Extracted material:
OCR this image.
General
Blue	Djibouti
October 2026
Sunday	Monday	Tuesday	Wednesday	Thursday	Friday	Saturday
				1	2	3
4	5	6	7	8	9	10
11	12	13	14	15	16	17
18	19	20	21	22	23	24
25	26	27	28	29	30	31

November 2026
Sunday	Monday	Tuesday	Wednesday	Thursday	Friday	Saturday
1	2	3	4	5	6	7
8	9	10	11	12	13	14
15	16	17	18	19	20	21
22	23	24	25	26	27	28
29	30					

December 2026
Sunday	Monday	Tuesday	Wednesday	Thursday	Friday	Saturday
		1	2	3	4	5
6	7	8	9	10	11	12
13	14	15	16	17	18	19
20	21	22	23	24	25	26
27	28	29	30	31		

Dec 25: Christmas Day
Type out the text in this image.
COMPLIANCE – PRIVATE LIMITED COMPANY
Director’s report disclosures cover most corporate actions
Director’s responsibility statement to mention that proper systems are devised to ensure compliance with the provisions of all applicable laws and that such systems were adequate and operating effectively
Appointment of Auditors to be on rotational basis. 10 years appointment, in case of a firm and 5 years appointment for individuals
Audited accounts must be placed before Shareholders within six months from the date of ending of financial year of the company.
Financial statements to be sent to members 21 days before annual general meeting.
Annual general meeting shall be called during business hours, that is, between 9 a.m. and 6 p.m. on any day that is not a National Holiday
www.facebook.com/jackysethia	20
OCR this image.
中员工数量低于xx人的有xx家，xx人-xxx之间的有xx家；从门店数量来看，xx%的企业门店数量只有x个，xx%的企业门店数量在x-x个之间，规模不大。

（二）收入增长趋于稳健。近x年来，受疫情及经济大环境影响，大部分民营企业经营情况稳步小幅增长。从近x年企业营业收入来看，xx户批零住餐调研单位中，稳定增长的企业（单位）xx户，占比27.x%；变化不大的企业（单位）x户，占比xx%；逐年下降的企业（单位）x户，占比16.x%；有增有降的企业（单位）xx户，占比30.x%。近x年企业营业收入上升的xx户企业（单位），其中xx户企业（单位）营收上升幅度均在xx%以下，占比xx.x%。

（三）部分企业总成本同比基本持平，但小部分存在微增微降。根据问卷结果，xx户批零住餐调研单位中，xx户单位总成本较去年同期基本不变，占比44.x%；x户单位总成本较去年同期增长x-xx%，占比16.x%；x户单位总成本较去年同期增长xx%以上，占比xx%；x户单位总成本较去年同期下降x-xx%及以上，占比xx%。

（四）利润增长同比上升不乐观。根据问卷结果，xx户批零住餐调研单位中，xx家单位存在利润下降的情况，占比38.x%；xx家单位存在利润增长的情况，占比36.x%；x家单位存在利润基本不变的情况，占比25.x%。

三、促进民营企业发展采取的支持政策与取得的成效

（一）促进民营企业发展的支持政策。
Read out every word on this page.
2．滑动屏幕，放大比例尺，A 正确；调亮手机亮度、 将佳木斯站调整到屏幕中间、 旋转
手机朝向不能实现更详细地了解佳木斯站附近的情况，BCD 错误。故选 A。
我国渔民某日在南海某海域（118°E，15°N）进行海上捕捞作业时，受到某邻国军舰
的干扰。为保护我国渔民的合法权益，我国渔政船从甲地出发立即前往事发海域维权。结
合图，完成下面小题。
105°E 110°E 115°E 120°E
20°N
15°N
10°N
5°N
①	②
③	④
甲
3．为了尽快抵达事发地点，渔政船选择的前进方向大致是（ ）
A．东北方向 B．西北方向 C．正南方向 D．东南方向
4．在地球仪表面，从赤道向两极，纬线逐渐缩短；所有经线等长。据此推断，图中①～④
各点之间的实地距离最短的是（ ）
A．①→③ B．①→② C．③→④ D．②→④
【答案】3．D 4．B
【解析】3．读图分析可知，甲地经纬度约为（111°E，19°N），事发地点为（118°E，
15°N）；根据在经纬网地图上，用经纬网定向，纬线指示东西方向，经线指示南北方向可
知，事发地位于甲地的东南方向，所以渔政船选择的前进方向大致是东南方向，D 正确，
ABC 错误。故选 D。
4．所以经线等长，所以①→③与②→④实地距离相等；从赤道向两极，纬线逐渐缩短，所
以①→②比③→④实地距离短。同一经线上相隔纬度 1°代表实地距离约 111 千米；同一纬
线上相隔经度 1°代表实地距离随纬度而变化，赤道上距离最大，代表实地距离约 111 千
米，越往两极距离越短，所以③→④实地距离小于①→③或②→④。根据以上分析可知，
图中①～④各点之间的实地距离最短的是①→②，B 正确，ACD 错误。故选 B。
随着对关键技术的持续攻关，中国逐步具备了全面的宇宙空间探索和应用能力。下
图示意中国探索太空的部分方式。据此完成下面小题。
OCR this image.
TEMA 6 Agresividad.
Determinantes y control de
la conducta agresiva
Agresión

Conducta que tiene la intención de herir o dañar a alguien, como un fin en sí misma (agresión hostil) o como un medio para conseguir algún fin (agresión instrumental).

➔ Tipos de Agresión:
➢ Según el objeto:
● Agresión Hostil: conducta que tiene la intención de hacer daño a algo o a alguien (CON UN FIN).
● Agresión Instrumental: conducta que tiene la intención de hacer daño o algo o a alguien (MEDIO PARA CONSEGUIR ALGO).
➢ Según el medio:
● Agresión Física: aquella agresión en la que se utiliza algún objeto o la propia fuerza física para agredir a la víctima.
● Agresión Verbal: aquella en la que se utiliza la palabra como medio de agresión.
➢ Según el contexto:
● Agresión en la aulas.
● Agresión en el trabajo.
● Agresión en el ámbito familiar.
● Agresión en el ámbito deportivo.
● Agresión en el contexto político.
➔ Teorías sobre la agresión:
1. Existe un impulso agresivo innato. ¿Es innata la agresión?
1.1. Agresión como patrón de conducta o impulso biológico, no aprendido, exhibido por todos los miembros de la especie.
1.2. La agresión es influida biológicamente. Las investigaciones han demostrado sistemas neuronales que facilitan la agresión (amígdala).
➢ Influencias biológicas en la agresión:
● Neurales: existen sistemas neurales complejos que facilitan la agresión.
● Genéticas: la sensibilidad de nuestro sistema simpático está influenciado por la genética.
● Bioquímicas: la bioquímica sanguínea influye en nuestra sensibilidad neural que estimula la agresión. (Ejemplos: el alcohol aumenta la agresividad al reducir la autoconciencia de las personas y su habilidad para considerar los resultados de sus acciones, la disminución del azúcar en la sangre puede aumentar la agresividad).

Work to do:
Within the listing above, copy each line that has the string "daño".

Exercise result:
● Agresión Hostil: conducta que tiene la intención de hacer daño a algo o a alguien (CON UN FIN).
● Agresión Instrumental: conducta que tiene la intención de hacer daño o algo o a alguien (MEDIO PARA CONSEGUIR ALGO).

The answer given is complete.